▶ **Problem to solve**: Write out the records word for word, with no pictures.

######

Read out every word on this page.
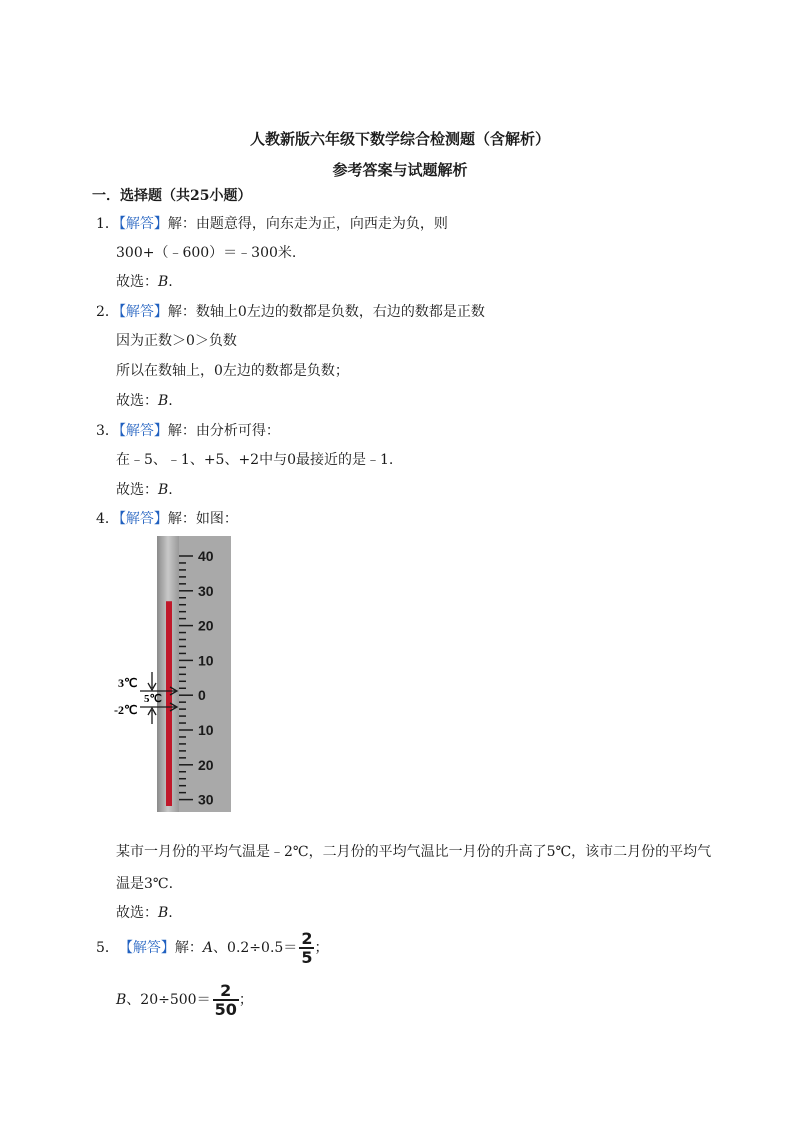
人教新版六年级下数学综合检测题（含解析）
参考答案与试题解析
一．选择题（共25小题）
1．【解答】解：由题意得，向东走为正，向西走为负，则
300+（﹣600）＝﹣300米.
故选：B.
2．【解答】解：数轴上0左边的数都是负数，右边的数都是正数
因为正数＞0＞负数
所以在数轴上，0左边的数都是负数；
故选：B.
3．【解答】解：由分析可得：
在﹣5、﹣1、+5、+2中与0最接近的是﹣1.
故选：B.
4．【解答】解：如图：
40
30
20
10
0
10
20
30
3℃
5℃
-2℃
某市一月份的平均气温是﹣2℃，二月份的平均气温比一月份的升高了5℃，该市二月份的平均气
温是3℃.
故选：B.
5． 【解答】 解： A 、$0.2\div 0.5= \frac{2}{5}$ ；
B 、$20\div 500= \frac{2}{50}$ ；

######

▶ **Result**:
Read out every word on this page.
人教新版六年级下数学综合检测题（含解析）
参考答案与试题解析
一．选择题（共25小题）
1．【解答】解：由题意得，向东走为正，向西走为负，则
300+（﹣600）＝﹣300米.
故选：B.
2．【解答】解：数轴上0左边的数都是负数，右边的数都是正数
因为正数＞0＞负数
所以在数轴上，0左边的数都是负数；
故选：B.
3．【解答】解：由分析可得：
在﹣5、﹣1、+5、+2中与0最接近的是﹣1.
故选：B.
4．【解答】解：如图：
40
30
20
10
0
10
20
30
3℃
5℃
-2℃
某市一月份的平均气温是﹣2℃，二月份的平均气温比一月份的升高了5℃，该市二月份的平均气
温是3℃.
故选：B.
5． 【解答】 解： A 、$0.2\div 0.5= \frac{2}{5}$ ；
B 、$20\div 500= \frac{2}{50}$ ；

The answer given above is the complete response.